Don't copy the pictures; return every other part of the records exactly.
══════════
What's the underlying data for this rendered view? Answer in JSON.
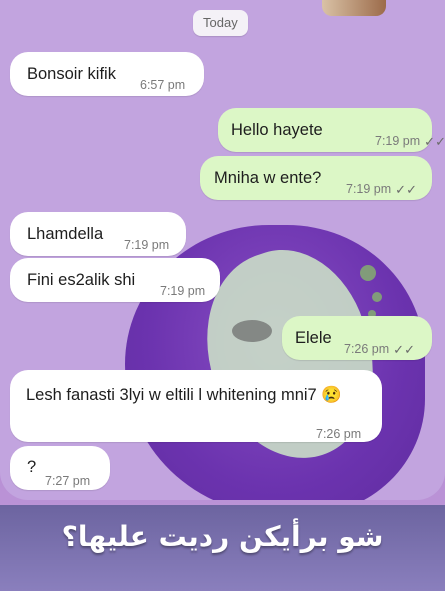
{
  "date_chip": "Today",
  "messages": [
    {
      "direction": "in",
      "text": "Bonsoir kifik",
      "time": "6:57 pm"
    },
    {
      "direction": "out",
      "text": "Hello hayete",
      "time": "7:19 pm",
      "ticks": "✓✓"
    },
    {
      "direction": "out",
      "text": "Mniha w ente?",
      "time": "7:19 pm",
      "ticks": "✓✓"
    },
    {
      "direction": "in",
      "text": "Lhamdella",
      "time": "7:19 pm"
    },
    {
      "direction": "in",
      "text": "Fini es2alik shi",
      "time": "7:19 pm"
    },
    {
      "direction": "out",
      "text": "Elele",
      "time": "7:26 pm",
      "ticks": "✓✓"
    },
    {
      "direction": "in",
      "text": "Lesh fanasti 3lyi w eltili l whitening mni7 😢",
      "time": "7:26 pm"
    },
    {
      "direction": "in",
      "text": "?",
      "time": "7:27 pm"
    }
  ],
  "caption": "شو برأيكن رديت عليها؟",
  "colors": {
    "chat_background": "#c2a4df",
    "incoming_bubble": "#ffffff",
    "outgoing_bubble": "#dcf7c6",
    "caption_background": "#7b72b0"
  }
}
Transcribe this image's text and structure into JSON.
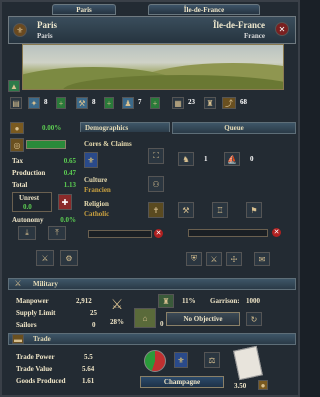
{
  "header": {
    "tab_left": "Paris",
    "tab_right": "Île-de-France",
    "province_name": "Paris",
    "province_sub": "Paris",
    "region_name": "Île-de-France",
    "region_sub": "France"
  },
  "stats": {
    "tax_dev": "8",
    "prod_dev": "8",
    "manpower_dev": "7",
    "buildings": "23",
    "value2": "68"
  },
  "economy": {
    "percent": "0.00%",
    "tax_label": "Tax",
    "tax_value": "0.65",
    "production_label": "Production",
    "production_value": "0.47",
    "total_label": "Total",
    "total_value": "1.13",
    "unrest_label": "Unrest",
    "unrest_value": "0.0",
    "autonomy_label": "Autonomy",
    "autonomy_value": "0.0%"
  },
  "demographics": {
    "title": "Demographics",
    "cores_label": "Cores & Claims",
    "culture_label": "Culture",
    "culture_value": "Francien",
    "religion_label": "Religion",
    "religion_value": "Catholic"
  },
  "queue": {
    "title": "Queue",
    "count1": "1",
    "count2": "0"
  },
  "military": {
    "title": "Military",
    "manpower_label": "Manpower",
    "manpower_value": "2,912",
    "supply_label": "Supply Limit",
    "supply_value": "25",
    "sailors_label": "Sailors",
    "sailors_value": "0",
    "fort_percent": "28%",
    "garrison_pct": "11%",
    "garrison_label": "Garrison:",
    "garrison_value": "1000",
    "objective": "No Objective",
    "unit_count": "0"
  },
  "trade": {
    "title": "Trade",
    "power_label": "Trade Power",
    "power_value": "5.5",
    "value_label": "Trade Value",
    "value_value": "5.64",
    "goods_label": "Goods Produced",
    "goods_value": "1.61",
    "goods_name": "Champagne",
    "price": "3.50"
  },
  "colors": {
    "green": "#5ccf52",
    "tan": "#e8dcb0",
    "panel": "#232b33"
  }
}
══════════
> Task response
What's the underlying data for this rendered view? Answer in JSON.
{
  "date_chip": "Today",
  "messages": [
    {
      "direction": "in",
      "text": "Bonsoir kifik",
      "time": "6:57 pm"
    },
    {
      "direction": "out",
      "text": "Hello hayete",
      "time": "7:19 pm",
      "ticks": "✓✓"
    },
    {
      "direction": "out",
      "text": "Mniha w ente?",
      "time": "7:19 pm",
      "ticks": "✓✓"
    },
    {
      "direction": "in",
      "text": "Lhamdella",
      "time": "7:19 pm"
    },
    {
      "direction": "in",
      "text": "Fini es2alik shi",
      "time": "7:19 pm"
    },
    {
      "direction": "out",
      "text": "Elele",
      "time": "7:26 pm",
      "ticks": "✓✓"
    },
    {
      "direction": "in",
      "text": "Lesh fanasti 3lyi w eltili l whitening mni7 😢",
      "time": "7:26 pm"
    },
    {
      "direction": "in",
      "text": "?",
      "time": "7:27 pm"
    }
  ],
  "caption": "شو برأيكن رديت عليها؟",
  "colors": {
    "chat_background": "#c2a4df",
    "incoming_bubble": "#ffffff",
    "outgoing_bubble": "#dcf7c6",
    "caption_background": "#7b72b0"
  }
}
Transcribe this image's text and structure into JSON.
{
  "header": {
    "tab_left": "Paris",
    "tab_right": "Île-de-France",
    "province_name": "Paris",
    "province_sub": "Paris",
    "region_name": "Île-de-France",
    "region_sub": "France"
  },
  "stats": {
    "tax_dev": "8",
    "prod_dev": "8",
    "manpower_dev": "7",
    "buildings": "23",
    "value2": "68"
  },
  "economy": {
    "percent": "0.00%",
    "tax_label": "Tax",
    "tax_value": "0.65",
    "production_label": "Production",
    "production_value": "0.47",
    "total_label": "Total",
    "total_value": "1.13",
    "unrest_label": "Unrest",
    "unrest_value": "0.0",
    "autonomy_label": "Autonomy",
    "autonomy_value": "0.0%"
  },
  "demographics": {
    "title": "Demographics",
    "cores_label": "Cores & Claims",
    "culture_label": "Culture",
    "culture_value": "Francien",
    "religion_label": "Religion",
    "religion_value": "Catholic"
  },
  "queue": {
    "title": "Queue",
    "count1": "1",
    "count2": "0"
  },
  "military": {
    "title": "Military",
    "manpower_label": "Manpower",
    "manpower_value": "2,912",
    "supply_label": "Supply Limit",
    "supply_value": "25",
    "sailors_label": "Sailors",
    "sailors_value": "0",
    "fort_percent": "28%",
    "garrison_pct": "11%",
    "garrison_label": "Garrison:",
    "garrison_value": "1000",
    "objective": "No Objective",
    "unit_count": "0"
  },
  "trade": {
    "title": "Trade",
    "power_label": "Trade Power",
    "power_value": "5.5",
    "value_label": "Trade Value",
    "value_value": "5.64",
    "goods_label": "Goods Produced",
    "goods_value": "1.61",
    "goods_name": "Champagne",
    "price": "3.50"
  },
  "colors": {
    "green": "#5ccf52",
    "tan": "#e8dcb0",
    "panel": "#232b33"
  }
}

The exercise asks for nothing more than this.